Der interessierte Nutzer oder Forscher kann im Digitalen Porträtarchiv DigiPortA mit nur wenigen Mausklicks auf die Porträtsammlungen von gleich neun bundesweit verstreut liegenden Archiven der Leibniz-Gemeinschaft zugreifen. „Für das gemeinsame Portal wurden die Metadaten der Projektpartner nach einem einheitlichen Kriterien- und Beschreibungskatalog erfasst und mit zahlreichen Normdaten versehen“, sagt die Kunsthistorikerin. So können beispielsweise die Namen von Dargestellten oder Künstlern, Fotografen oder Verlagen recherchiert werden: Im Ergebnis erscheinen die Treffer aus allen neun Archiven. Aufnahmen bekannter Persönlichkeiten durch den Fotografen Nadar (1820–1910), der in Paris bereits 1854 sein Atelier eröffnete, sind ebenso zu finden wie Porträts des Physikers Albert Einstein (1879–1955), der Mathematikerin Maria Gaetana Agnesi (1718–1799) oder der ersten professionellen Ballonfahrerin Sophie Blanchard (1778–1819).

□ □ □ □ □

● **DEINE AUFGABE**
Gib den Textauszug oben über das Porträtarchiv DigiPortA vollständig und Wort für Wort wieder.

□ □ □ □ □

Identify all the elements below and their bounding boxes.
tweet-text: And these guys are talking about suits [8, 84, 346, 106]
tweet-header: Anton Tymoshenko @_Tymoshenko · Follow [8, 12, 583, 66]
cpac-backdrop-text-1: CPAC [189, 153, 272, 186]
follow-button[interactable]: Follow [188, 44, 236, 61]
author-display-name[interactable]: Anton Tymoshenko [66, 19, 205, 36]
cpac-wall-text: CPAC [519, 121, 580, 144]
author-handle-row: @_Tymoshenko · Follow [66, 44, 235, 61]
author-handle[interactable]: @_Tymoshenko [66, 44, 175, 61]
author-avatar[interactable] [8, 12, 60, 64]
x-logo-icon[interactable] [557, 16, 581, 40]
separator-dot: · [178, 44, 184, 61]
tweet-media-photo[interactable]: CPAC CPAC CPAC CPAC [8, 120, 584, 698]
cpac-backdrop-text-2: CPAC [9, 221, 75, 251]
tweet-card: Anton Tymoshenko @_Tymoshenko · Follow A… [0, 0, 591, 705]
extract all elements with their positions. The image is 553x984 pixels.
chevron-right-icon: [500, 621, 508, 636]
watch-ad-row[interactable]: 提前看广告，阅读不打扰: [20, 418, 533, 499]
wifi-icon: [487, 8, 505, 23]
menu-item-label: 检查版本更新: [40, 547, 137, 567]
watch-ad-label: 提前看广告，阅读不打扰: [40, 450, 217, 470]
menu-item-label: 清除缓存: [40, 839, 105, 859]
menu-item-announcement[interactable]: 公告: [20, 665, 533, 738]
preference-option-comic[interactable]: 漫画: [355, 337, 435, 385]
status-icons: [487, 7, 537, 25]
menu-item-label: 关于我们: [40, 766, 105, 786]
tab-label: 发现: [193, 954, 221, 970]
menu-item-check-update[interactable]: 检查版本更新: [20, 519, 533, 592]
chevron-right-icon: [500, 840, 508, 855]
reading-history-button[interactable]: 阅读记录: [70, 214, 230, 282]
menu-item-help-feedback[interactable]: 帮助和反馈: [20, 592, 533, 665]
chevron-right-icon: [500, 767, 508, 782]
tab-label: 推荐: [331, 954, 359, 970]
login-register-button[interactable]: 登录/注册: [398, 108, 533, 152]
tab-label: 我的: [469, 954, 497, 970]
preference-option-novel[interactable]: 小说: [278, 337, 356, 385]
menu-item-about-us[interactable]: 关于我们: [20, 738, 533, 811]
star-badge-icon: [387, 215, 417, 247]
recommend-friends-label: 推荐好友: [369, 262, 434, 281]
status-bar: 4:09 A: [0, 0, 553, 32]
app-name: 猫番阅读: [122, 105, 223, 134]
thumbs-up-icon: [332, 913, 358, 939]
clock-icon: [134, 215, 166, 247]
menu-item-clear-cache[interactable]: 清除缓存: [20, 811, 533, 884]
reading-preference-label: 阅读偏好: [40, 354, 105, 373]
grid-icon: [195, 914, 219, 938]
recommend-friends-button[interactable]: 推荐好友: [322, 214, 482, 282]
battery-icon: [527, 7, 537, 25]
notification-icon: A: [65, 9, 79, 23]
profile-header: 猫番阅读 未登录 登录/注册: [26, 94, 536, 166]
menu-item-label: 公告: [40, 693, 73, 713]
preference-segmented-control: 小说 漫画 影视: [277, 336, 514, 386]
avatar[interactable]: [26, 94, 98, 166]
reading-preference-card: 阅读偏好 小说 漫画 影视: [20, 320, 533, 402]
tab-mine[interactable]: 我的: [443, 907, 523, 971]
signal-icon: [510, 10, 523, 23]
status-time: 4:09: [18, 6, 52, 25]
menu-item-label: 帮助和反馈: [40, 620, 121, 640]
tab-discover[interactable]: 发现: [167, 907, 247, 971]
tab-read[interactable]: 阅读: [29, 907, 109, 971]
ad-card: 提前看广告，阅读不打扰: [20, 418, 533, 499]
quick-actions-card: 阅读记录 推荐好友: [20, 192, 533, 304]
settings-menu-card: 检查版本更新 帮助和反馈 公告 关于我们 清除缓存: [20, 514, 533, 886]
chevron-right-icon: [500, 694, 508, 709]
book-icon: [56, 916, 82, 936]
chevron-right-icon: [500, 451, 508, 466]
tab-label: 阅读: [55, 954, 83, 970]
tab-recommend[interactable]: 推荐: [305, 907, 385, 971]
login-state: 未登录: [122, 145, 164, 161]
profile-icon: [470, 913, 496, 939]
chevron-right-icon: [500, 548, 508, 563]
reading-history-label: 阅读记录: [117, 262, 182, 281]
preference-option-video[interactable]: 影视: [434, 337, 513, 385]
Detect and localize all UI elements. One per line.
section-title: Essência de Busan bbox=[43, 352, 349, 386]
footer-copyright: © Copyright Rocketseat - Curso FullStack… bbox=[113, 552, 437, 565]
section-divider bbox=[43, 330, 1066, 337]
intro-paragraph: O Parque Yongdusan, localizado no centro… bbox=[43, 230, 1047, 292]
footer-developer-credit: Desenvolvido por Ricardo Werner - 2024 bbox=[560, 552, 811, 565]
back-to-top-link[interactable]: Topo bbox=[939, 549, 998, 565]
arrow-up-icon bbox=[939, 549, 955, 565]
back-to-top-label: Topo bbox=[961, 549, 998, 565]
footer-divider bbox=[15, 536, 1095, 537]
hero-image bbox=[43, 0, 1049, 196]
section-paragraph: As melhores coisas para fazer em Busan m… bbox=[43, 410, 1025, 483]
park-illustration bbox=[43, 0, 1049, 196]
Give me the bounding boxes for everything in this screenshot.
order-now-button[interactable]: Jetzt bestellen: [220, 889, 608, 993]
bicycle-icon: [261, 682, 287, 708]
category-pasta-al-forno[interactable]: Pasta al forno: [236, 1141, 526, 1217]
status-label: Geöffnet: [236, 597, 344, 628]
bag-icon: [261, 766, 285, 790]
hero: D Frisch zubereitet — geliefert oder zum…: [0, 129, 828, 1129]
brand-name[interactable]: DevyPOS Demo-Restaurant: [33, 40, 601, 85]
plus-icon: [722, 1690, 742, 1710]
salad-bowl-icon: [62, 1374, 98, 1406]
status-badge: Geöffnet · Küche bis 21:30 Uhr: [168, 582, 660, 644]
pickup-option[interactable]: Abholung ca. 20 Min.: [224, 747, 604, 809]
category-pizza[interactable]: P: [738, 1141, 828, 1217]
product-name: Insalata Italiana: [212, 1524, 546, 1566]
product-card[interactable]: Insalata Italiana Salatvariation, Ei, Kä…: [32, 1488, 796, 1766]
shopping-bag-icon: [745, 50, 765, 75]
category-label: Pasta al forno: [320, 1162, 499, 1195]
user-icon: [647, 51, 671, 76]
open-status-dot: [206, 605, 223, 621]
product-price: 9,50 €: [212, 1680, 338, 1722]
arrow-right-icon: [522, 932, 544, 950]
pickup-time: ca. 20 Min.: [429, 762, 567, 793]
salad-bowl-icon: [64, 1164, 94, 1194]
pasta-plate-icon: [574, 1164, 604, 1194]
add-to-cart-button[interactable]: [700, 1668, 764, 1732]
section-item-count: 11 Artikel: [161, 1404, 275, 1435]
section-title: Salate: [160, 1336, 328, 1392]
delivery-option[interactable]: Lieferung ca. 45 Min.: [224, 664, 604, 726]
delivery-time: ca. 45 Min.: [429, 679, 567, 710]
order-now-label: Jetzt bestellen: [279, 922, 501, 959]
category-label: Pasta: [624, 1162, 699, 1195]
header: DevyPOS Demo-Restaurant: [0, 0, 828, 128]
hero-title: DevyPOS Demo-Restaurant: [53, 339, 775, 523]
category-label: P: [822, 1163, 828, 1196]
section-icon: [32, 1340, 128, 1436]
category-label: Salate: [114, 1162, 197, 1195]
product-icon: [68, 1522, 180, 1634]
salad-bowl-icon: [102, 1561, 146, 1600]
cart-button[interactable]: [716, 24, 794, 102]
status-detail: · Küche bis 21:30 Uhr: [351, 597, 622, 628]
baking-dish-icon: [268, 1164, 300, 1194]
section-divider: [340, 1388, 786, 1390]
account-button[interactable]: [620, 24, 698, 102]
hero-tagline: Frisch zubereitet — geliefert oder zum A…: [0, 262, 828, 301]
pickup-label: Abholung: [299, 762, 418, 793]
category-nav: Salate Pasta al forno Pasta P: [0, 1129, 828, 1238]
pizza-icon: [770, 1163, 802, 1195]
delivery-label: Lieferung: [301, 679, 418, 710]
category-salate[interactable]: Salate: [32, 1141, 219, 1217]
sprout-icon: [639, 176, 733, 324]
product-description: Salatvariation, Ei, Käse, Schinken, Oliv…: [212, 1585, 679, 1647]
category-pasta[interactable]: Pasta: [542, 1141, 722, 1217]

□ □ □ □ □

● **LÖSUNG**
Der interessierte Nutzer oder Forscher kann im Digitalen Porträtarchiv DigiPortA mit nur wenigen Mausklicks auf die Porträtsammlungen von gleich neun bundesweit verstreut liegenden Archiven der Leibniz-Gemeinschaft zugreifen. „Für das gemeinsame Portal wurden die Metadaten der Projektpartner nach einem einheitlichen Kriterien- und Beschreibungskatalog erfasst und mit zahlreichen Normdaten versehen“, sagt die Kunsthistorikerin. So können beispielsweise die Namen von Dargestellten oder Künstlern, Fotografen oder Verlagen recherchiert werden: Im Ergebnis erscheinen die Treffer aus allen neun Archiven. Aufnahmen bekannter Persönlichkeiten durch den Fotografen Nadar (1820–1910), der in Paris bereits 1854 sein Atelier eröffnete, sind ebenso zu finden wie Porträts des Physikers Albert Einstein (1879–1955), der Mathematikerin Maria Gaetana Agnesi (1718–1799) oder der ersten professionellen Ballonfahrerin Sophie Blanchard (1778–1819).